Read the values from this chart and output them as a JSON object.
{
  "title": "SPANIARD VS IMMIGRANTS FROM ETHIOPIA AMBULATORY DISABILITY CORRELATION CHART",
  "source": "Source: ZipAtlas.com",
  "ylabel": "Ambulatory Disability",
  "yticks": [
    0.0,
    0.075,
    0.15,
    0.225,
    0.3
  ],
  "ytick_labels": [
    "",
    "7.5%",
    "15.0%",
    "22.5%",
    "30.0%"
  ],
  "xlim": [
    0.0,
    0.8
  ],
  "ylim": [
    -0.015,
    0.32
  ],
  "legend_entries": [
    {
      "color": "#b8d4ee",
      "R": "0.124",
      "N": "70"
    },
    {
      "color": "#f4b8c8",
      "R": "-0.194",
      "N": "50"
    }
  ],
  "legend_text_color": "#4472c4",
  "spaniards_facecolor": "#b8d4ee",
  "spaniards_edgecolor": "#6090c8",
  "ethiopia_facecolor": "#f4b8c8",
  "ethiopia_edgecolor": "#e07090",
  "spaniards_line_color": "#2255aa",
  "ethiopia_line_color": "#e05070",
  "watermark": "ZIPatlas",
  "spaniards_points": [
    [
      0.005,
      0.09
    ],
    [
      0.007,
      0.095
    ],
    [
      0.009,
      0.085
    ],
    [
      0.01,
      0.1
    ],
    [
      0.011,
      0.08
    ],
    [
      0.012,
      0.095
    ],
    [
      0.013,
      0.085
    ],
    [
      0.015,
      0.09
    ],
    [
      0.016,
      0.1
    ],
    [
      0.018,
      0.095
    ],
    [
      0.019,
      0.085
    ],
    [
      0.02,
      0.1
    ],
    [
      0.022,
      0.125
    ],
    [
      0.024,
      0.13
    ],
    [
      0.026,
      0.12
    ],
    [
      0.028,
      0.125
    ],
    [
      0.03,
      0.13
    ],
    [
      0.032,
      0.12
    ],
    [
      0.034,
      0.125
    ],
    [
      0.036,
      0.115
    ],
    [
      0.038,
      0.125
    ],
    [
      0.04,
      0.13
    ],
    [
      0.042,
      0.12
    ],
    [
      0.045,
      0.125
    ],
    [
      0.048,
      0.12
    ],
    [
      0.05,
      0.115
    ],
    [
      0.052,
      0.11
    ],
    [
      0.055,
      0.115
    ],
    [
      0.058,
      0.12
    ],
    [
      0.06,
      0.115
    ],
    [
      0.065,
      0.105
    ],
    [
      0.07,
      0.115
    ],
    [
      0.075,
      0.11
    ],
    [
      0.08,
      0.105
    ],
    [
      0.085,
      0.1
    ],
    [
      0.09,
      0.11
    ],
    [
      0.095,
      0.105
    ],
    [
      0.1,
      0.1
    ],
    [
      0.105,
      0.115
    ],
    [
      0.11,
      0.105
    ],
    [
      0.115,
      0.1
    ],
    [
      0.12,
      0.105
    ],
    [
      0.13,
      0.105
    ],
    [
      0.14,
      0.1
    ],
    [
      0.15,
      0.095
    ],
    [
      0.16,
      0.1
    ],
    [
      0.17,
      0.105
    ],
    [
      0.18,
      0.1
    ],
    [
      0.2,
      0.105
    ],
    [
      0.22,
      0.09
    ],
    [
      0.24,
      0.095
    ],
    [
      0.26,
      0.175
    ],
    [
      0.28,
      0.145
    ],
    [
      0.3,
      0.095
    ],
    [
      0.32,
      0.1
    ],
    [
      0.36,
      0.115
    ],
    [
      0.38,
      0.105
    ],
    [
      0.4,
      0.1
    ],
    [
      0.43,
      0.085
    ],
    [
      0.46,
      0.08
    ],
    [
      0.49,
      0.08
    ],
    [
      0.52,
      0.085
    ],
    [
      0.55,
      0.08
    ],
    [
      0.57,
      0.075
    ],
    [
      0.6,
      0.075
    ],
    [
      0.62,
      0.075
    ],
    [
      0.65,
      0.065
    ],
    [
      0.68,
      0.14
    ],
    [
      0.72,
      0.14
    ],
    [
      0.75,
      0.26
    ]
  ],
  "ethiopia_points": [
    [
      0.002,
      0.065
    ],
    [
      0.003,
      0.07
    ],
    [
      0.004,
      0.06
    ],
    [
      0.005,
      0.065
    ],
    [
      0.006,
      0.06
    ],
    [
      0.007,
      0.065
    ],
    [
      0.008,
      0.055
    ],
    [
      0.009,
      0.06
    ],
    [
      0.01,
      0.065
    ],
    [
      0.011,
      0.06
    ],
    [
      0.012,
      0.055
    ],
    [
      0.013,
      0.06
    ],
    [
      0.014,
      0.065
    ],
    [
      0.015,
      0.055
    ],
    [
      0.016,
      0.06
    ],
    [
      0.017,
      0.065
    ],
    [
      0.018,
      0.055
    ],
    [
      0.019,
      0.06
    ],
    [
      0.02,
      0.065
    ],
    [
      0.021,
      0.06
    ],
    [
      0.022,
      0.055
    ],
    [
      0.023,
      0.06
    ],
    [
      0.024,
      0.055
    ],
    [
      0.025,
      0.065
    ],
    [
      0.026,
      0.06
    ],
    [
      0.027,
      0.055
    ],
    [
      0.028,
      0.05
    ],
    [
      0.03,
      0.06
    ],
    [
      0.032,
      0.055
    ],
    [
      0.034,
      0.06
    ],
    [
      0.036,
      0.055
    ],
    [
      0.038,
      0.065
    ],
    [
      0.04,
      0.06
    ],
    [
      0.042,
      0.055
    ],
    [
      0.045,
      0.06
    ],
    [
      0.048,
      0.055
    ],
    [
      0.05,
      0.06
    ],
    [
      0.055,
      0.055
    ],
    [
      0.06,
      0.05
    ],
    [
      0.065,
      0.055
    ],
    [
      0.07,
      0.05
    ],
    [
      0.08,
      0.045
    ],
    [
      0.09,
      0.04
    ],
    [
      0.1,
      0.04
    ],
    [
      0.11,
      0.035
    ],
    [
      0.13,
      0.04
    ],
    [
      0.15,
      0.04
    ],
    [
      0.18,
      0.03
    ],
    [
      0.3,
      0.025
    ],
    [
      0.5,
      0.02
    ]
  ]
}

WORK INSTRUCTIONS>
Copy out each line exactly.

COMPLETED TASK>
Read the values from this chart and output them as a JSON object.
{
  "title": "SPANIARD VS IMMIGRANTS FROM ETHIOPIA AMBULATORY DISABILITY CORRELATION CHART",
  "source": "Source: ZipAtlas.com",
  "ylabel": "Ambulatory Disability",
  "yticks": [
    0.0,
    0.075,
    0.15,
    0.225,
    0.3
  ],
  "ytick_labels": [
    "",
    "7.5%",
    "15.0%",
    "22.5%",
    "30.0%"
  ],
  "xlim": [
    0.0,
    0.8
  ],
  "ylim": [
    -0.015,
    0.32
  ],
  "legend_entries": [
    {
      "color": "#b8d4ee",
      "R": "0.124",
      "N": "70"
    },
    {
      "color": "#f4b8c8",
      "R": "-0.194",
      "N": "50"
    }
  ],
  "legend_text_color": "#4472c4",
  "spaniards_facecolor": "#b8d4ee",
  "spaniards_edgecolor": "#6090c8",
  "ethiopia_facecolor": "#f4b8c8",
  "ethiopia_edgecolor": "#e07090",
  "spaniards_line_color": "#2255aa",
  "ethiopia_line_color": "#e05070",
  "watermark": "ZIPatlas",
  "spaniards_points": [
    [
      0.005,
      0.09
    ],
    [
      0.007,
      0.095
    ],
    [
      0.009,
      0.085
    ],
    [
      0.01,
      0.1
    ],
    [
      0.011,
      0.08
    ],
    [
      0.012,
      0.095
    ],
    [
      0.013,
      0.085
    ],
    [
      0.015,
      0.09
    ],
    [
      0.016,
      0.1
    ],
    [
      0.018,
      0.095
    ],
    [
      0.019,
      0.085
    ],
    [
      0.02,
      0.1
    ],
    [
      0.022,
      0.125
    ],
    [
      0.024,
      0.13
    ],
    [
      0.026,
      0.12
    ],
    [
      0.028,
      0.125
    ],
    [
      0.03,
      0.13
    ],
    [
      0.032,
      0.12
    ],
    [
      0.034,
      0.125
    ],
    [
      0.036,
      0.115
    ],
    [
      0.038,
      0.125
    ],
    [
      0.04,
      0.13
    ],
    [
      0.042,
      0.12
    ],
    [
      0.045,
      0.125
    ],
    [
      0.048,
      0.12
    ],
    [
      0.05,
      0.115
    ],
    [
      0.052,
      0.11
    ],
    [
      0.055,
      0.115
    ],
    [
      0.058,
      0.12
    ],
    [
      0.06,
      0.115
    ],
    [
      0.065,
      0.105
    ],
    [
      0.07,
      0.115
    ],
    [
      0.075,
      0.11
    ],
    [
      0.08,
      0.105
    ],
    [
      0.085,
      0.1
    ],
    [
      0.09,
      0.11
    ],
    [
      0.095,
      0.105
    ],
    [
      0.1,
      0.1
    ],
    [
      0.105,
      0.115
    ],
    [
      0.11,
      0.105
    ],
    [
      0.115,
      0.1
    ],
    [
      0.12,
      0.105
    ],
    [
      0.13,
      0.105
    ],
    [
      0.14,
      0.1
    ],
    [
      0.15,
      0.095
    ],
    [
      0.16,
      0.1
    ],
    [
      0.17,
      0.105
    ],
    [
      0.18,
      0.1
    ],
    [
      0.2,
      0.105
    ],
    [
      0.22,
      0.09
    ],
    [
      0.24,
      0.095
    ],
    [
      0.26,
      0.175
    ],
    [
      0.28,
      0.145
    ],
    [
      0.3,
      0.095
    ],
    [
      0.32,
      0.1
    ],
    [
      0.36,
      0.115
    ],
    [
      0.38,
      0.105
    ],
    [
      0.4,
      0.1
    ],
    [
      0.43,
      0.085
    ],
    [
      0.46,
      0.08
    ],
    [
      0.49,
      0.08
    ],
    [
      0.52,
      0.085
    ],
    [
      0.55,
      0.08
    ],
    [
      0.57,
      0.075
    ],
    [
      0.6,
      0.075
    ],
    [
      0.62,
      0.075
    ],
    [
      0.65,
      0.065
    ],
    [
      0.68,
      0.14
    ],
    [
      0.72,
      0.14
    ],
    [
      0.75,
      0.26
    ]
  ],
  "ethiopia_points": [
    [
      0.002,
      0.065
    ],
    [
      0.003,
      0.07
    ],
    [
      0.004,
      0.06
    ],
    [
      0.005,
      0.065
    ],
    [
      0.006,
      0.06
    ],
    [
      0.007,
      0.065
    ],
    [
      0.008,
      0.055
    ],
    [
      0.009,
      0.06
    ],
    [
      0.01,
      0.065
    ],
    [
      0.011,
      0.06
    ],
    [
      0.012,
      0.055
    ],
    [
      0.013,
      0.06
    ],
    [
      0.014,
      0.065
    ],
    [
      0.015,
      0.055
    ],
    [
      0.016,
      0.06
    ],
    [
      0.017,
      0.065
    ],
    [
      0.018,
      0.055
    ],
    [
      0.019,
      0.06
    ],
    [
      0.02,
      0.065
    ],
    [
      0.021,
      0.06
    ],
    [
      0.022,
      0.055
    ],
    [
      0.023,
      0.06
    ],
    [
      0.024,
      0.055
    ],
    [
      0.025,
      0.065
    ],
    [
      0.026,
      0.06
    ],
    [
      0.027,
      0.055
    ],
    [
      0.028,
      0.05
    ],
    [
      0.03,
      0.06
    ],
    [
      0.032,
      0.055
    ],
    [
      0.034,
      0.06
    ],
    [
      0.036,
      0.055
    ],
    [
      0.038,
      0.065
    ],
    [
      0.04,
      0.06
    ],
    [
      0.042,
      0.055
    ],
    [
      0.045,
      0.06
    ],
    [
      0.048,
      0.055
    ],
    [
      0.05,
      0.06
    ],
    [
      0.055,
      0.055
    ],
    [
      0.06,
      0.05
    ],
    [
      0.065,
      0.055
    ],
    [
      0.07,
      0.05
    ],
    [
      0.08,
      0.045
    ],
    [
      0.09,
      0.04
    ],
    [
      0.1,
      0.04
    ],
    [
      0.11,
      0.035
    ],
    [
      0.13,
      0.04
    ],
    [
      0.15,
      0.04
    ],
    [
      0.18,
      0.03
    ],
    [
      0.3,
      0.025
    ],
    [
      0.5,
      0.02
    ]
  ]
}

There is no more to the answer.